── EXCERPTED RECORDS ──

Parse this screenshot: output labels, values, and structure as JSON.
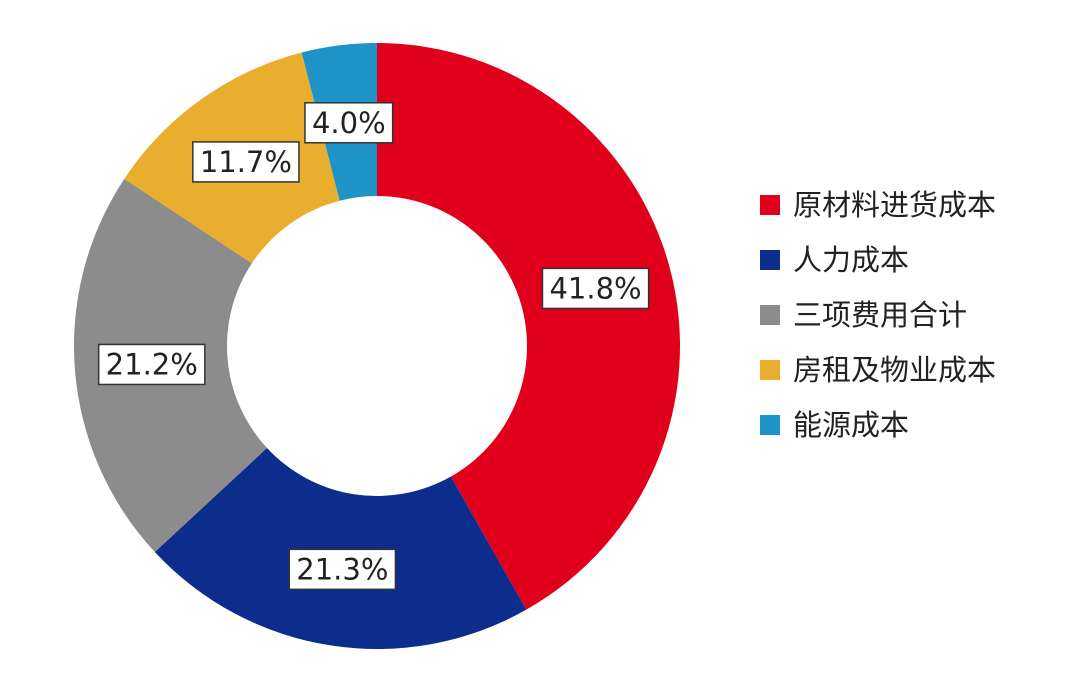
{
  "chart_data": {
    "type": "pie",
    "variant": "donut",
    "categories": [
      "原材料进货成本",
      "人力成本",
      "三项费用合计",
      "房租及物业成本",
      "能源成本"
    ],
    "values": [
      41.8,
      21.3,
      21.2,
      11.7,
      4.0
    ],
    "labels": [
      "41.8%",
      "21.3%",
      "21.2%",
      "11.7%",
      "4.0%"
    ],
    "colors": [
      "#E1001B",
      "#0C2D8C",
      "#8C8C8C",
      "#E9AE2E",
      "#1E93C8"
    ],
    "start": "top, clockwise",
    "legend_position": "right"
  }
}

───

> _WHAT NEEDS TO BE DONE_
Work out how many lines of the material above contain the word "labels", then give only that figure.

> _TASK OUTPUT_
2